>> Begin STORED ROWS

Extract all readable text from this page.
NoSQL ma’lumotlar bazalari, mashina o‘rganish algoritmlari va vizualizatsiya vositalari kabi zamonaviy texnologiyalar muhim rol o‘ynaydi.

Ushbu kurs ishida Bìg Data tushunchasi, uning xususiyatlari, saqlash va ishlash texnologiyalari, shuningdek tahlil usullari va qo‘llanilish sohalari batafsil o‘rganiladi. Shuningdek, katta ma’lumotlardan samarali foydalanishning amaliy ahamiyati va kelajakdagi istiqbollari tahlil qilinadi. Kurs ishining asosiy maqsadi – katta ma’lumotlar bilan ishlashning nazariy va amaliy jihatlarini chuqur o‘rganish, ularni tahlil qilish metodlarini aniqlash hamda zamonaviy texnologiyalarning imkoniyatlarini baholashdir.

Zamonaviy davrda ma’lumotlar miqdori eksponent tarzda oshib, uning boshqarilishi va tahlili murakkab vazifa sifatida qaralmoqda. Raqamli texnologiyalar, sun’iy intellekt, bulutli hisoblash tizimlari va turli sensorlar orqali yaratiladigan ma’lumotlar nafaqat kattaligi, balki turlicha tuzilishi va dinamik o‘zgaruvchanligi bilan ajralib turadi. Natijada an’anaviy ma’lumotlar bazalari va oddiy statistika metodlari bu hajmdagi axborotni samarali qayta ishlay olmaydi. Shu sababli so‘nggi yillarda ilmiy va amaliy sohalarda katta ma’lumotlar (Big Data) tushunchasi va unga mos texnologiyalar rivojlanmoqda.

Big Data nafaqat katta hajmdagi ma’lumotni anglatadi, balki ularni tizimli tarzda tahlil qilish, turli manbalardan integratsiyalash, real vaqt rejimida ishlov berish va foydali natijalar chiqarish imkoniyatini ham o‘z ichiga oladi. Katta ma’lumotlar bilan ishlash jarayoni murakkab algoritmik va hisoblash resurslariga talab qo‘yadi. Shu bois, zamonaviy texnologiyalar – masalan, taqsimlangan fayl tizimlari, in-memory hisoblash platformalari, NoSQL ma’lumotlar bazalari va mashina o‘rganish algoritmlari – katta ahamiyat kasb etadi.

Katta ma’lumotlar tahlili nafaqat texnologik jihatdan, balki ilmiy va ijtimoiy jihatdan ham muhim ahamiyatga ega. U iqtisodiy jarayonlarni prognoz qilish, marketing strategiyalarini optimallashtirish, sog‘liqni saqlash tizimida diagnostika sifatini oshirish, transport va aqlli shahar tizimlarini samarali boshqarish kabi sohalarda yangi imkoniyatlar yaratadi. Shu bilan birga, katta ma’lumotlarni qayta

>> End STORED ROWS

THE PROBLEM: Filter the records above for "NoSQL" and copy every matching line.

EXPECTED OUTPUT:
NoSQL ma’lumotlar bazalari, mashina o‘rganish algoritmlari va vizualizatsiya vositalari kabi zamonaviy texnologiyalar muhim rol o‘ynaydi.
Big Data nafaqat katta hajmdagi ma’lumotni anglatadi, balki ularni tizimli tarzda tahlil qilish, turli manbalardan integratsiyalash, real vaqt rejimida ishlov berish va foydali natijalar chiqarish imkoniyatini ham o‘z ichiga oladi. Katta ma’lumotlar bilan ishlash jarayoni murakkab algoritmik va hisoblash resurslariga talab qo‘yadi. Shu bois, zamonaviy texnologiyalar – masalan, taqsimlangan fayl tizimlari, in-memory hisoblash platformalari, NoSQL ma’lumotlar bazalari va mashina o‘rganish algoritmlari – katta ahamiyat kasb etadi.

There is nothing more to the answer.